Segment Start: Task data

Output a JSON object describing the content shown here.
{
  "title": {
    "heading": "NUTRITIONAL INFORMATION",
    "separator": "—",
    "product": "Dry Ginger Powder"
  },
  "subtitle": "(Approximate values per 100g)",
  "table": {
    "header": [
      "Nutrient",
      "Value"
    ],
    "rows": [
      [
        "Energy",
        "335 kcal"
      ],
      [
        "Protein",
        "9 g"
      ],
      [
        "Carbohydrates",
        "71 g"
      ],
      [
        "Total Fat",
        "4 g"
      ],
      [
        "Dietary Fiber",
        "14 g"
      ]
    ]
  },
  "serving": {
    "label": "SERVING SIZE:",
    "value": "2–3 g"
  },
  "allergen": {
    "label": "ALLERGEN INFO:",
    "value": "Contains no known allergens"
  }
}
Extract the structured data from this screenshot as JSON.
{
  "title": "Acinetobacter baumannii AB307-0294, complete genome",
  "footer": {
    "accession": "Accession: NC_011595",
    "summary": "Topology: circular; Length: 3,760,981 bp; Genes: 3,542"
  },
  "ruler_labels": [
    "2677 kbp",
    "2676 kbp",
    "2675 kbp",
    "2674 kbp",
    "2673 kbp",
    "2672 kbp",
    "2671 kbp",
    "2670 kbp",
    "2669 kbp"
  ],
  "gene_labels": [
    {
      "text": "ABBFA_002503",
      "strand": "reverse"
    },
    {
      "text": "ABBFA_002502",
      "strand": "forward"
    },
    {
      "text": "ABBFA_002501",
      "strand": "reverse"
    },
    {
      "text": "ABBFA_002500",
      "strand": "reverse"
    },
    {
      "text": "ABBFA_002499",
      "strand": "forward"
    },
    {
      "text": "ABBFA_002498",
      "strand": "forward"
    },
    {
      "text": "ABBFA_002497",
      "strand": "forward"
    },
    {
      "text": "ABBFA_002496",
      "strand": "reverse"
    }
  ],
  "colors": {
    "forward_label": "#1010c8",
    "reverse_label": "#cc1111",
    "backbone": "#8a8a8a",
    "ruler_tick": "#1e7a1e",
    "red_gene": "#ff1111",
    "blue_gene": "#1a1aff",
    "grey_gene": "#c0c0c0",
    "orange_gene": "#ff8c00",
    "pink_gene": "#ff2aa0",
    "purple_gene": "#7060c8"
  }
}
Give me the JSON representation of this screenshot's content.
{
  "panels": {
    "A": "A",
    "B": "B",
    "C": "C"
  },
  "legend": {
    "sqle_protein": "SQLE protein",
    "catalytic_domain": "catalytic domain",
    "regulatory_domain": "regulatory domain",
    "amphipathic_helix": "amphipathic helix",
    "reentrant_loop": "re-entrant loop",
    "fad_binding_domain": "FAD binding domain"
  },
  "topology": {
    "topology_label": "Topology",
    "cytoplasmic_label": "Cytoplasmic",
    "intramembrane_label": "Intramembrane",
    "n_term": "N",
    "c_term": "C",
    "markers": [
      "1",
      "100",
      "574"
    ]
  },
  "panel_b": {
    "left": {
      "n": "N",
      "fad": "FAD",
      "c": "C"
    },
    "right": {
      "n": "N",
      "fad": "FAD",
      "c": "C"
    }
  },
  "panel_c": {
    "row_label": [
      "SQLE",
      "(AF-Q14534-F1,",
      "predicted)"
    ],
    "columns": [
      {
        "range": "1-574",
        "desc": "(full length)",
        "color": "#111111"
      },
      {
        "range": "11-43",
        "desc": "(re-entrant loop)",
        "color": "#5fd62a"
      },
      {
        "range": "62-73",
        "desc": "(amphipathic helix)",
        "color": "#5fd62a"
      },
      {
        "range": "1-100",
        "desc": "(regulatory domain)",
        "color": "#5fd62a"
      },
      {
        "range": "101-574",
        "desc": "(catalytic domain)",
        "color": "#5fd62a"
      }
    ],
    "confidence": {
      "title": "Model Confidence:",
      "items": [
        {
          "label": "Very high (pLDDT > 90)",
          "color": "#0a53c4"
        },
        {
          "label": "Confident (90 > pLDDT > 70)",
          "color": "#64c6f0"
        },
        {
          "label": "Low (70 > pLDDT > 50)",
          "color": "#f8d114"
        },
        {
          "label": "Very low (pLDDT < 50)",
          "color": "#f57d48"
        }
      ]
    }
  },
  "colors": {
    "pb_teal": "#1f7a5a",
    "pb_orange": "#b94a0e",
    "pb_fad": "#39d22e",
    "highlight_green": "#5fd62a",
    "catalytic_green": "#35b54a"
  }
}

Segment End: Task data

# What you are asked to do
Search the data above for the string "Very" and copy each line that has it.

# Completed exercise
          "label": "Very high (pLDDT > 90)",
          "label": "Very low (pLDDT < 50)",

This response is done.